All the entries need to be quoted exactly, apart from the pictures, which you should drop.

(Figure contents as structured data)
## Begin

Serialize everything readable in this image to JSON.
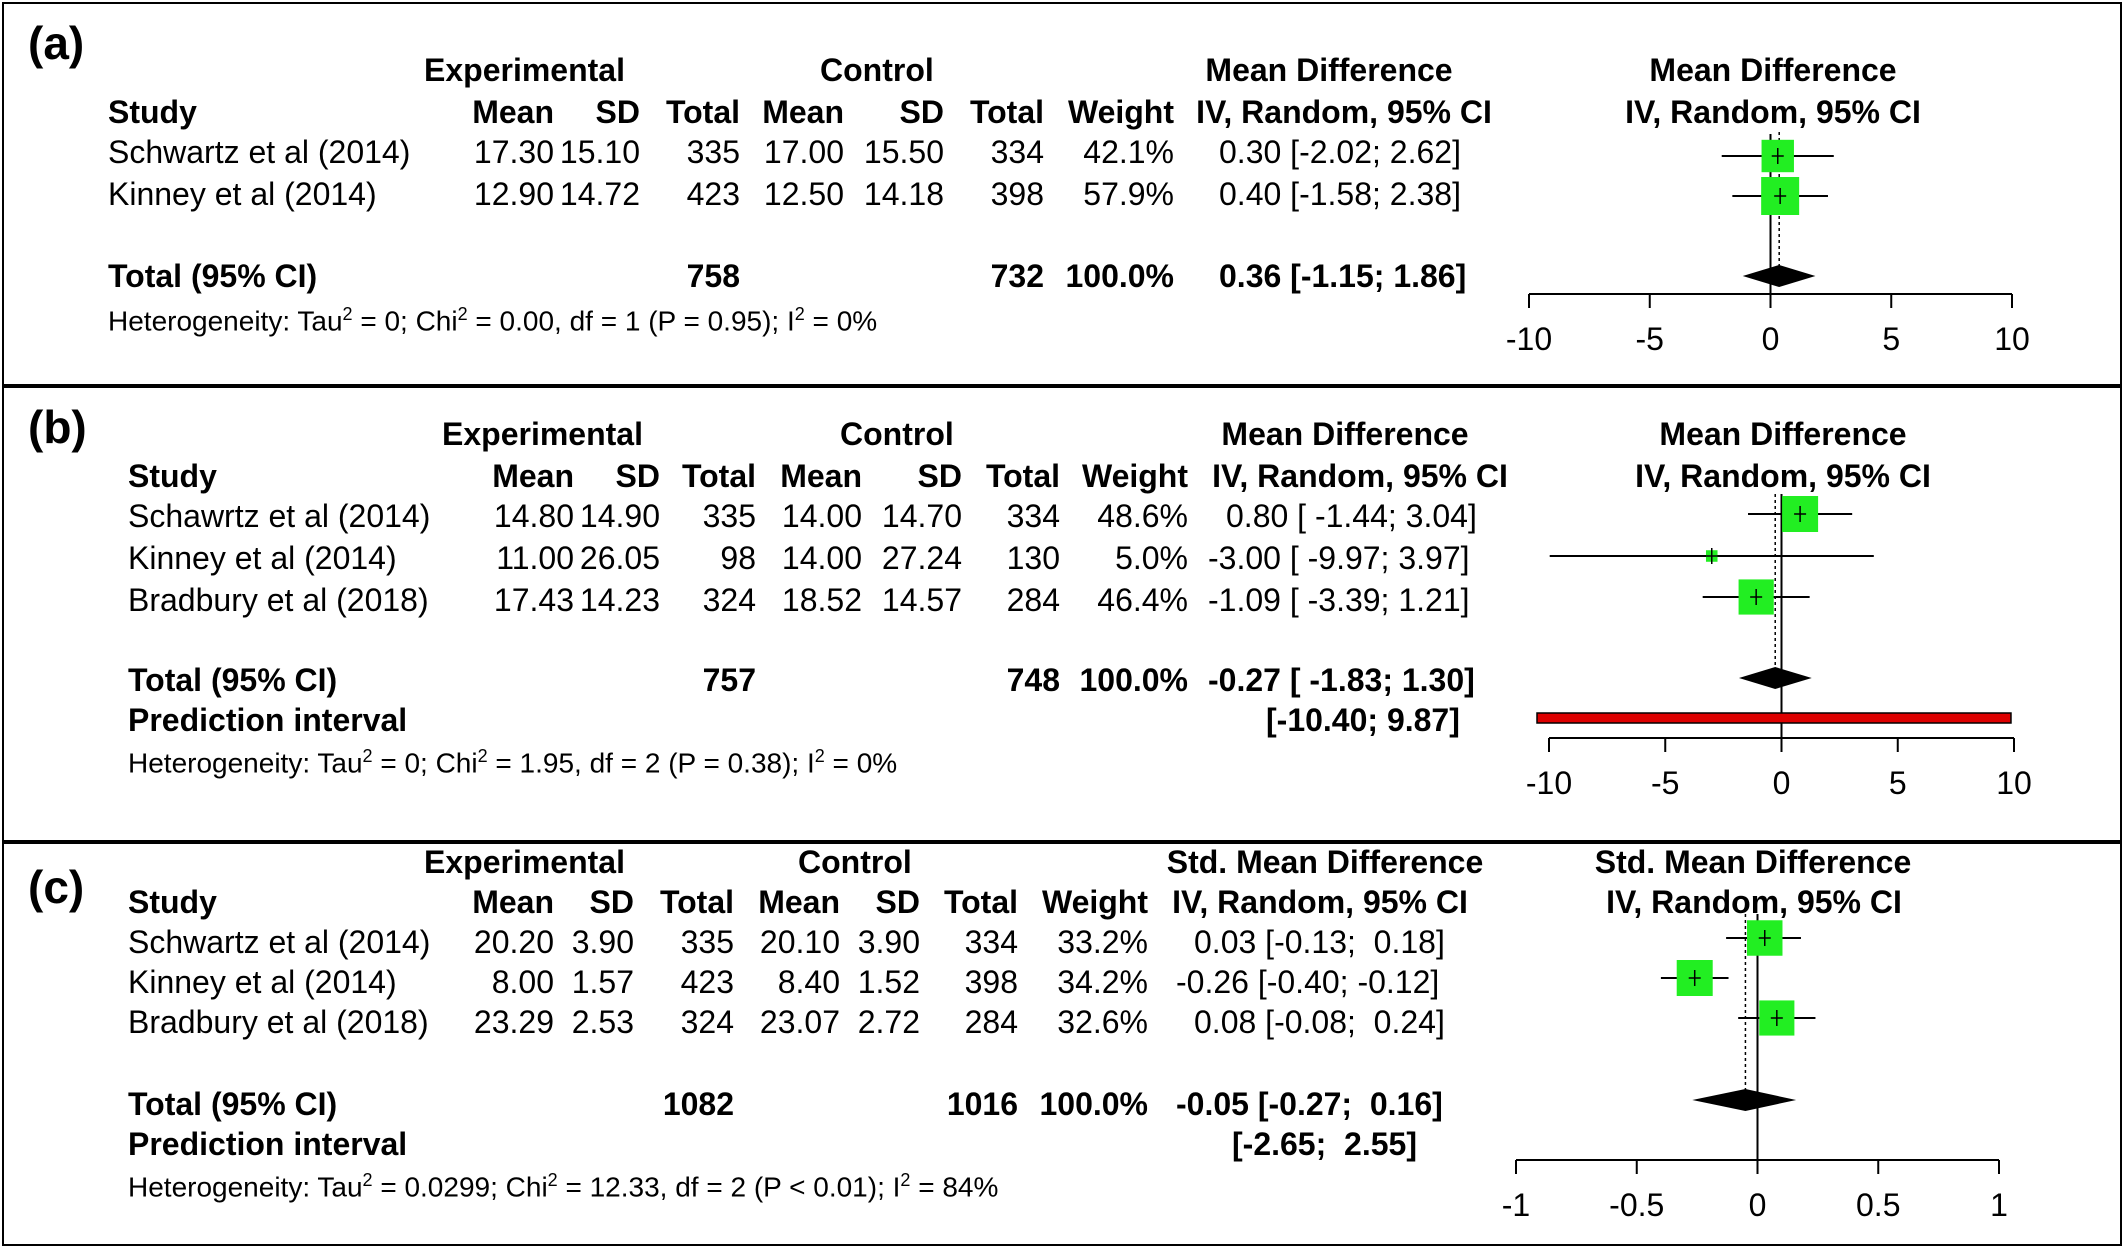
{
  "chart_data": [
    {
      "type": "forest",
      "panel_label": "(a)",
      "headers": {
        "study": "Study",
        "experimental": "Experimental",
        "control": "Control",
        "mean": "Mean",
        "sd": "SD",
        "total": "Total",
        "weight": "Weight",
        "effect_title": "Mean Difference",
        "effect_method": "IV, Random, 95% CI",
        "plot_title": "Mean Difference",
        "plot_method": "IV, Random, 95% CI"
      },
      "studies": [
        {
          "name": "Schwartz et al (2014)",
          "exp_mean": "17.30",
          "exp_sd": "15.10",
          "exp_total": "335",
          "ctrl_mean": "17.00",
          "ctrl_sd": "15.50",
          "ctrl_total": "334",
          "weight": "42.1%",
          "ci_text": "0.30 [-2.02; 2.62]",
          "md": 0.3,
          "lower": -2.02,
          "upper": 2.62,
          "weight_value": 42.1
        },
        {
          "name": "Kinney et al (2014)",
          "exp_mean": "12.90",
          "exp_sd": "14.72",
          "exp_total": "423",
          "ctrl_mean": "12.50",
          "ctrl_sd": "14.18",
          "ctrl_total": "398",
          "weight": "57.9%",
          "ci_text": "0.40 [-1.58; 2.38]",
          "md": 0.4,
          "lower": -1.58,
          "upper": 2.38,
          "weight_value": 57.9
        }
      ],
      "total": {
        "label": "Total (95% CI)",
        "exp_total": "758",
        "ctrl_total": "732",
        "weight": "100.0%",
        "ci_text": "0.36 [-1.15; 1.86]",
        "md": 0.36,
        "lower": -1.15,
        "upper": 1.86
      },
      "prediction": null,
      "heterogeneity": {
        "prefix": "Heterogeneity: Tau",
        "tau": " = 0; Chi",
        "chi": " = 0.00, df = 1 (P = 0.95); I",
        "i2": " = 0%",
        "sup": "2"
      },
      "xlim": [
        -10,
        10
      ],
      "ticks": [
        "-10",
        "-5",
        "0",
        "5",
        "10"
      ],
      "tick_values": [
        -10,
        -5,
        0,
        5,
        10
      ]
    },
    {
      "type": "forest",
      "panel_label": "(b)",
      "headers": {
        "study": "Study",
        "experimental": "Experimental",
        "control": "Control",
        "mean": "Mean",
        "sd": "SD",
        "total": "Total",
        "weight": "Weight",
        "effect_title": "Mean Difference",
        "effect_method": "IV, Random, 95% CI",
        "plot_title": "Mean Difference",
        "plot_method": "IV, Random, 95% CI"
      },
      "studies": [
        {
          "name": "Schawrtz et al (2014)",
          "exp_mean": "14.80",
          "exp_sd": "14.90",
          "exp_total": "335",
          "ctrl_mean": "14.00",
          "ctrl_sd": "14.70",
          "ctrl_total": "334",
          "weight": "48.6%",
          "ci_text": "0.80 [ -1.44; 3.04]",
          "md": 0.8,
          "lower": -1.44,
          "upper": 3.04,
          "weight_value": 48.6
        },
        {
          "name": "Kinney et al (2014)",
          "exp_mean": "11.00",
          "exp_sd": "26.05",
          "exp_total": "98",
          "ctrl_mean": "14.00",
          "ctrl_sd": "27.24",
          "ctrl_total": "130",
          "weight": "5.0%",
          "ci_text": "-3.00 [ -9.97; 3.97]",
          "md": -3.0,
          "lower": -9.97,
          "upper": 3.97,
          "weight_value": 5.0
        },
        {
          "name": "Bradbury et al (2018)",
          "exp_mean": "17.43",
          "exp_sd": "14.23",
          "exp_total": "324",
          "ctrl_mean": "18.52",
          "ctrl_sd": "14.57",
          "ctrl_total": "284",
          "weight": "46.4%",
          "ci_text": "-1.09 [ -3.39; 1.21]",
          "md": -1.09,
          "lower": -3.39,
          "upper": 1.21,
          "weight_value": 46.4
        }
      ],
      "total": {
        "label": "Total (95% CI)",
        "exp_total": "757",
        "ctrl_total": "748",
        "weight": "100.0%",
        "ci_text": "-0.27 [ -1.83; 1.30]",
        "md": -0.27,
        "lower": -1.83,
        "upper": 1.3
      },
      "prediction": {
        "label": "Prediction interval",
        "ci_text": "[-10.40; 9.87]",
        "lower": -10.4,
        "upper": 9.87
      },
      "heterogeneity": {
        "prefix": "Heterogeneity: Tau",
        "tau": " = 0; Chi",
        "chi": " = 1.95, df = 2 (P = 0.38); I",
        "i2": " = 0%",
        "sup": "2"
      },
      "xlim": [
        -10,
        10
      ],
      "ticks": [
        "-10",
        "-5",
        "0",
        "5",
        "10"
      ],
      "tick_values": [
        -10,
        -5,
        0,
        5,
        10
      ]
    },
    {
      "type": "forest",
      "panel_label": "(c)",
      "headers": {
        "study": "Study",
        "experimental": "Experimental",
        "control": "Control",
        "mean": "Mean",
        "sd": "SD",
        "total": "Total",
        "weight": "Weight",
        "effect_title": "Std. Mean Difference",
        "effect_method": "IV, Random, 95% CI",
        "plot_title": "Std. Mean Difference",
        "plot_method": "IV, Random, 95% CI"
      },
      "studies": [
        {
          "name": "Schwartz et al (2014)",
          "exp_mean": "20.20",
          "exp_sd": "3.90",
          "exp_total": "335",
          "ctrl_mean": "20.10",
          "ctrl_sd": "3.90",
          "ctrl_total": "334",
          "weight": "33.2%",
          "ci_text": "0.03 [-0.13;  0.18]",
          "md": 0.03,
          "lower": -0.13,
          "upper": 0.18,
          "weight_value": 33.2
        },
        {
          "name": "Kinney et al (2014)",
          "exp_mean": "8.00",
          "exp_sd": "1.57",
          "exp_total": "423",
          "ctrl_mean": "8.40",
          "ctrl_sd": "1.52",
          "ctrl_total": "398",
          "weight": "34.2%",
          "ci_text": "-0.26 [-0.40; -0.12]",
          "md": -0.26,
          "lower": -0.4,
          "upper": -0.12,
          "weight_value": 34.2
        },
        {
          "name": "Bradbury et al (2018)",
          "exp_mean": "23.29",
          "exp_sd": "2.53",
          "exp_total": "324",
          "ctrl_mean": "23.07",
          "ctrl_sd": "2.72",
          "ctrl_total": "284",
          "weight": "32.6%",
          "ci_text": "0.08 [-0.08;  0.24]",
          "md": 0.08,
          "lower": -0.08,
          "upper": 0.24,
          "weight_value": 32.6
        }
      ],
      "total": {
        "label": "Total (95% CI)",
        "exp_total": "1082",
        "ctrl_total": "1016",
        "weight": "100.0%",
        "ci_text": "-0.05 [-0.27;  0.16]",
        "md": -0.05,
        "lower": -0.27,
        "upper": 0.16
      },
      "prediction": {
        "label": "Prediction interval",
        "ci_text": "[-2.65;  2.55]",
        "lower": -2.65,
        "upper": 2.55
      },
      "heterogeneity": {
        "prefix": "Heterogeneity: Tau",
        "tau": " = 0.0299; Chi",
        "chi": " = 12.33, df = 2 (P < 0.01); I",
        "i2": " = 84%",
        "sup": "2"
      },
      "xlim": [
        -1,
        1
      ],
      "ticks": [
        "-1",
        "-0.5",
        "0",
        "0.5",
        "1"
      ],
      "tick_values": [
        -1,
        -0.5,
        0,
        0.5,
        1
      ]
    }
  ],
  "colors": {
    "square": "#22ee22",
    "diamond": "#000000",
    "prediction_bar": "#dd0000",
    "line": "#000000"
  }
}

## End

**ANSWER FOR THE TASK:**
Serialize everything readable in this image to JSON.
{
  "chart_data": [
    {
      "type": "forest",
      "panel_label": "(a)",
      "headers": {
        "study": "Study",
        "experimental": "Experimental",
        "control": "Control",
        "mean": "Mean",
        "sd": "SD",
        "total": "Total",
        "weight": "Weight",
        "effect_title": "Mean Difference",
        "effect_method": "IV, Random, 95% CI",
        "plot_title": "Mean Difference",
        "plot_method": "IV, Random, 95% CI"
      },
      "studies": [
        {
          "name": "Schwartz et al (2014)",
          "exp_mean": "17.30",
          "exp_sd": "15.10",
          "exp_total": "335",
          "ctrl_mean": "17.00",
          "ctrl_sd": "15.50",
          "ctrl_total": "334",
          "weight": "42.1%",
          "ci_text": "0.30 [-2.02; 2.62]",
          "md": 0.3,
          "lower": -2.02,
          "upper": 2.62,
          "weight_value": 42.1
        },
        {
          "name": "Kinney et al (2014)",
          "exp_mean": "12.90",
          "exp_sd": "14.72",
          "exp_total": "423",
          "ctrl_mean": "12.50",
          "ctrl_sd": "14.18",
          "ctrl_total": "398",
          "weight": "57.9%",
          "ci_text": "0.40 [-1.58; 2.38]",
          "md": 0.4,
          "lower": -1.58,
          "upper": 2.38,
          "weight_value": 57.9
        }
      ],
      "total": {
        "label": "Total (95% CI)",
        "exp_total": "758",
        "ctrl_total": "732",
        "weight": "100.0%",
        "ci_text": "0.36 [-1.15; 1.86]",
        "md": 0.36,
        "lower": -1.15,
        "upper": 1.86
      },
      "prediction": null,
      "heterogeneity": {
        "prefix": "Heterogeneity: Tau",
        "tau": " = 0; Chi",
        "chi": " = 0.00, df = 1 (P = 0.95); I",
        "i2": " = 0%",
        "sup": "2"
      },
      "xlim": [
        -10,
        10
      ],
      "ticks": [
        "-10",
        "-5",
        "0",
        "5",
        "10"
      ],
      "tick_values": [
        -10,
        -5,
        0,
        5,
        10
      ]
    },
    {
      "type": "forest",
      "panel_label": "(b)",
      "headers": {
        "study": "Study",
        "experimental": "Experimental",
        "control": "Control",
        "mean": "Mean",
        "sd": "SD",
        "total": "Total",
        "weight": "Weight",
        "effect_title": "Mean Difference",
        "effect_method": "IV, Random, 95% CI",
        "plot_title": "Mean Difference",
        "plot_method": "IV, Random, 95% CI"
      },
      "studies": [
        {
          "name": "Schawrtz et al (2014)",
          "exp_mean": "14.80",
          "exp_sd": "14.90",
          "exp_total": "335",
          "ctrl_mean": "14.00",
          "ctrl_sd": "14.70",
          "ctrl_total": "334",
          "weight": "48.6%",
          "ci_text": "0.80 [ -1.44; 3.04]",
          "md": 0.8,
          "lower": -1.44,
          "upper": 3.04,
          "weight_value": 48.6
        },
        {
          "name": "Kinney et al (2014)",
          "exp_mean": "11.00",
          "exp_sd": "26.05",
          "exp_total": "98",
          "ctrl_mean": "14.00",
          "ctrl_sd": "27.24",
          "ctrl_total": "130",
          "weight": "5.0%",
          "ci_text": "-3.00 [ -9.97; 3.97]",
          "md": -3.0,
          "lower": -9.97,
          "upper": 3.97,
          "weight_value": 5.0
        },
        {
          "name": "Bradbury et al (2018)",
          "exp_mean": "17.43",
          "exp_sd": "14.23",
          "exp_total": "324",
          "ctrl_mean": "18.52",
          "ctrl_sd": "14.57",
          "ctrl_total": "284",
          "weight": "46.4%",
          "ci_text": "-1.09 [ -3.39; 1.21]",
          "md": -1.09,
          "lower": -3.39,
          "upper": 1.21,
          "weight_value": 46.4
        }
      ],
      "total": {
        "label": "Total (95% CI)",
        "exp_total": "757",
        "ctrl_total": "748",
        "weight": "100.0%",
        "ci_text": "-0.27 [ -1.83; 1.30]",
        "md": -0.27,
        "lower": -1.83,
        "upper": 1.3
      },
      "prediction": {
        "label": "Prediction interval",
        "ci_text": "[-10.40; 9.87]",
        "lower": -10.4,
        "upper": 9.87
      },
      "heterogeneity": {
        "prefix": "Heterogeneity: Tau",
        "tau": " = 0; Chi",
        "chi": " = 1.95, df = 2 (P = 0.38); I",
        "i2": " = 0%",
        "sup": "2"
      },
      "xlim": [
        -10,
        10
      ],
      "ticks": [
        "-10",
        "-5",
        "0",
        "5",
        "10"
      ],
      "tick_values": [
        -10,
        -5,
        0,
        5,
        10
      ]
    },
    {
      "type": "forest",
      "panel_label": "(c)",
      "headers": {
        "study": "Study",
        "experimental": "Experimental",
        "control": "Control",
        "mean": "Mean",
        "sd": "SD",
        "total": "Total",
        "weight": "Weight",
        "effect_title": "Std. Mean Difference",
        "effect_method": "IV, Random, 95% CI",
        "plot_title": "Std. Mean Difference",
        "plot_method": "IV, Random, 95% CI"
      },
      "studies": [
        {
          "name": "Schwartz et al (2014)",
          "exp_mean": "20.20",
          "exp_sd": "3.90",
          "exp_total": "335",
          "ctrl_mean": "20.10",
          "ctrl_sd": "3.90",
          "ctrl_total": "334",
          "weight": "33.2%",
          "ci_text": "0.03 [-0.13;  0.18]",
          "md": 0.03,
          "lower": -0.13,
          "upper": 0.18,
          "weight_value": 33.2
        },
        {
          "name": "Kinney et al (2014)",
          "exp_mean": "8.00",
          "exp_sd": "1.57",
          "exp_total": "423",
          "ctrl_mean": "8.40",
          "ctrl_sd": "1.52",
          "ctrl_total": "398",
          "weight": "34.2%",
          "ci_text": "-0.26 [-0.40; -0.12]",
          "md": -0.26,
          "lower": -0.4,
          "upper": -0.12,
          "weight_value": 34.2
        },
        {
          "name": "Bradbury et al (2018)",
          "exp_mean": "23.29",
          "exp_sd": "2.53",
          "exp_total": "324",
          "ctrl_mean": "23.07",
          "ctrl_sd": "2.72",
          "ctrl_total": "284",
          "weight": "32.6%",
          "ci_text": "0.08 [-0.08;  0.24]",
          "md": 0.08,
          "lower": -0.08,
          "upper": 0.24,
          "weight_value": 32.6
        }
      ],
      "total": {
        "label": "Total (95% CI)",
        "exp_total": "1082",
        "ctrl_total": "1016",
        "weight": "100.0%",
        "ci_text": "-0.05 [-0.27;  0.16]",
        "md": -0.05,
        "lower": -0.27,
        "upper": 0.16
      },
      "prediction": {
        "label": "Prediction interval",
        "ci_text": "[-2.65;  2.55]",
        "lower": -2.65,
        "upper": 2.55
      },
      "heterogeneity": {
        "prefix": "Heterogeneity: Tau",
        "tau": " = 0.0299; Chi",
        "chi": " = 12.33, df = 2 (P < 0.01); I",
        "i2": " = 84%",
        "sup": "2"
      },
      "xlim": [
        -1,
        1
      ],
      "ticks": [
        "-1",
        "-0.5",
        "0",
        "0.5",
        "1"
      ],
      "tick_values": [
        -1,
        -0.5,
        0,
        0.5,
        1
      ]
    }
  ],
  "colors": {
    "square": "#22ee22",
    "diamond": "#000000",
    "prediction_bar": "#dd0000",
    "line": "#000000"
  }
}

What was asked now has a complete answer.